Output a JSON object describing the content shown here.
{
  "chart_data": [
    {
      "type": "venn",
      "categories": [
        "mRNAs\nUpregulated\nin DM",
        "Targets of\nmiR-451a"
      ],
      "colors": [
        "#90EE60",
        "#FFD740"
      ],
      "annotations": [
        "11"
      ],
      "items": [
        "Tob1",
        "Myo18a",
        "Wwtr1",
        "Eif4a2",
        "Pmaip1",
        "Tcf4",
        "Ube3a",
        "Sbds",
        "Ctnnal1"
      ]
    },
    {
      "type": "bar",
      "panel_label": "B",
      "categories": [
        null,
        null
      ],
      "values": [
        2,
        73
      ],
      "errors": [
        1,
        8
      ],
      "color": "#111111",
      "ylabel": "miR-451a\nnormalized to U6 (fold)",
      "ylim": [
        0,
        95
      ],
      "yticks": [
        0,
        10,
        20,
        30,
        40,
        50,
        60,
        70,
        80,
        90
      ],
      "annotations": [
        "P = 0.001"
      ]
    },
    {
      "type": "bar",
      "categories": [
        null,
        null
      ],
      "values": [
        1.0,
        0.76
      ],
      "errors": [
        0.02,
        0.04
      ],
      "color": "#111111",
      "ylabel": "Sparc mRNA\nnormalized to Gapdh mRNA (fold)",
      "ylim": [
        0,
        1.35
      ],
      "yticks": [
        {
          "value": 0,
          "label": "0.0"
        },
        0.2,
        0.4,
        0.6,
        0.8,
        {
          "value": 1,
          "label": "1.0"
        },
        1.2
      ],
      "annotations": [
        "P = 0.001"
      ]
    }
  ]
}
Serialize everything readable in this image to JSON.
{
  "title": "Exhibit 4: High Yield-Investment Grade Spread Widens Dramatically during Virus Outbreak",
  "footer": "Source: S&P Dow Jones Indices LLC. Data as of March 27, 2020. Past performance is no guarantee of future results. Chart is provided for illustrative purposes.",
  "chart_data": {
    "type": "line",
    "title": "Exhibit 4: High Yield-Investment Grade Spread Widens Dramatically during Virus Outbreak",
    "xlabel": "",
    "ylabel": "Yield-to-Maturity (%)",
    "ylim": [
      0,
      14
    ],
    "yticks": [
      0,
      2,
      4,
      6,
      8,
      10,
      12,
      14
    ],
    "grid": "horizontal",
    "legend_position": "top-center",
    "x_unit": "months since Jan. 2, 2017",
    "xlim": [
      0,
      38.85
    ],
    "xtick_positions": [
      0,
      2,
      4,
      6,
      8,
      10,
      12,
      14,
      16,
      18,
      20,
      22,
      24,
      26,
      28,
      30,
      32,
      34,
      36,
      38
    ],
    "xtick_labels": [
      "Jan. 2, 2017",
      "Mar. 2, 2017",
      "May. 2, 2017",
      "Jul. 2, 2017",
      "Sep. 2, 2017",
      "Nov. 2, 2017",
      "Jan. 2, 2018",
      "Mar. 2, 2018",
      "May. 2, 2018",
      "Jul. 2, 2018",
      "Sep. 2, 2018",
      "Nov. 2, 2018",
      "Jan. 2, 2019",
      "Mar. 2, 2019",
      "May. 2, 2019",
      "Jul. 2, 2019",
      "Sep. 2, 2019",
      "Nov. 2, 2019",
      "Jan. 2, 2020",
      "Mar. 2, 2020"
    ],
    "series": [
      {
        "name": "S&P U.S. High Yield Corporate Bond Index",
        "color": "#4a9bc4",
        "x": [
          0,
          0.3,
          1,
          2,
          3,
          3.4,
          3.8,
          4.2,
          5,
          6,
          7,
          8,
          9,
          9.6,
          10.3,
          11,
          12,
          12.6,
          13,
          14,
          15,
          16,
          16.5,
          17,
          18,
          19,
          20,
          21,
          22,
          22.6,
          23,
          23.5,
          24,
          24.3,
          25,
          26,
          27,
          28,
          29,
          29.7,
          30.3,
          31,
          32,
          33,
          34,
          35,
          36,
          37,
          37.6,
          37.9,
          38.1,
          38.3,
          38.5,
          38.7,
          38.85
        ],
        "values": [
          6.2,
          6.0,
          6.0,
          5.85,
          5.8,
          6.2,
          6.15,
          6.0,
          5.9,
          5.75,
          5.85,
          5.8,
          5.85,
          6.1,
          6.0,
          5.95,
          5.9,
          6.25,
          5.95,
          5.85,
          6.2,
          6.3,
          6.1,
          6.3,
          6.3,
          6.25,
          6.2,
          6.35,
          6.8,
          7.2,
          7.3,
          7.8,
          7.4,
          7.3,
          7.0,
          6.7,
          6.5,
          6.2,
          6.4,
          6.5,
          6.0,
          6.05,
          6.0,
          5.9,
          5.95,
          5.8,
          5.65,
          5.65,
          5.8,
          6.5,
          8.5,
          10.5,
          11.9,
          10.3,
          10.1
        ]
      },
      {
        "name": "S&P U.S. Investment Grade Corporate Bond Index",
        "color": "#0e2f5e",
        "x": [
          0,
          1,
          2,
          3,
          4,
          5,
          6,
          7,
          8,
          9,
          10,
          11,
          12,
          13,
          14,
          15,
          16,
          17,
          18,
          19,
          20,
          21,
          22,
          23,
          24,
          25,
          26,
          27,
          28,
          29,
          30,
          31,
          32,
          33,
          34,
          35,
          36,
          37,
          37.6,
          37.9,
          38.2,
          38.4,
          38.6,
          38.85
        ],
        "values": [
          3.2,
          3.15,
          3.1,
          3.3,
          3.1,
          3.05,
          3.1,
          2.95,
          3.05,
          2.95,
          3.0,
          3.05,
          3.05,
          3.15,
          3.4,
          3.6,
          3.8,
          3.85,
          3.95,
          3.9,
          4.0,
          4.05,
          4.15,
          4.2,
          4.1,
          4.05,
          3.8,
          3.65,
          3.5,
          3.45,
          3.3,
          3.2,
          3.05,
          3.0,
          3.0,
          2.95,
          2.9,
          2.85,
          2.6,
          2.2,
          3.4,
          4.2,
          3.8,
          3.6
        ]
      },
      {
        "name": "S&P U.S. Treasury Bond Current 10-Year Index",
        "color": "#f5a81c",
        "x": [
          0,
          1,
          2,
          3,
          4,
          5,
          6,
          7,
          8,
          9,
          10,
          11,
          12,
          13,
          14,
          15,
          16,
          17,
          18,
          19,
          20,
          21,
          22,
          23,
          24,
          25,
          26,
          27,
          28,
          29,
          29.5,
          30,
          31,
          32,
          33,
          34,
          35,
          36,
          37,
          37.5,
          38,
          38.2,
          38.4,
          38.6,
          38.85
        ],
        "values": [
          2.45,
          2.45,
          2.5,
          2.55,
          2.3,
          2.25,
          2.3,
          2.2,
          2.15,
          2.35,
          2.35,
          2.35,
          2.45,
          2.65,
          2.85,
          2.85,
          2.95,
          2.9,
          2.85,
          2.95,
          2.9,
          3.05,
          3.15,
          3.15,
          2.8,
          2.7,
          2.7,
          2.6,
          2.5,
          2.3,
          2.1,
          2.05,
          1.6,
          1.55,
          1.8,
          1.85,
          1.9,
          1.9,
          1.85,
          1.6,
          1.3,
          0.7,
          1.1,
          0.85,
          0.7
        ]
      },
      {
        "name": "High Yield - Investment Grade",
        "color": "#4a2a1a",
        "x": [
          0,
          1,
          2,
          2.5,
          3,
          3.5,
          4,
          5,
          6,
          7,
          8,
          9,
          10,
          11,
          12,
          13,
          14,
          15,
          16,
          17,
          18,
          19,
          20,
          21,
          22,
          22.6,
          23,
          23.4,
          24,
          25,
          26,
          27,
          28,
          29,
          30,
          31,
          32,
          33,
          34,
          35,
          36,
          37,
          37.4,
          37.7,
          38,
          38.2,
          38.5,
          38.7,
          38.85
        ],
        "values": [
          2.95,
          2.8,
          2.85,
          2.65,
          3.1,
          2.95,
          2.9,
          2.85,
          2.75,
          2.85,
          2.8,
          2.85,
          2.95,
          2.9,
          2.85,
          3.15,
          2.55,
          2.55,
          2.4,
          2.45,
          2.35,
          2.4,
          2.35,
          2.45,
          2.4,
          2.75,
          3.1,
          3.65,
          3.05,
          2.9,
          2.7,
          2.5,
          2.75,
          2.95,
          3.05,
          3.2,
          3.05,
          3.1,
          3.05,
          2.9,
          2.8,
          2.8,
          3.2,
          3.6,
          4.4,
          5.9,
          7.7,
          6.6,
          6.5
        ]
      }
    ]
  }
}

§ **INSTRUCTIONS TO FOLLOW**
Give the number of lines in the entries that hold the word "Widens", and nothing else.

§ **RESULT**
2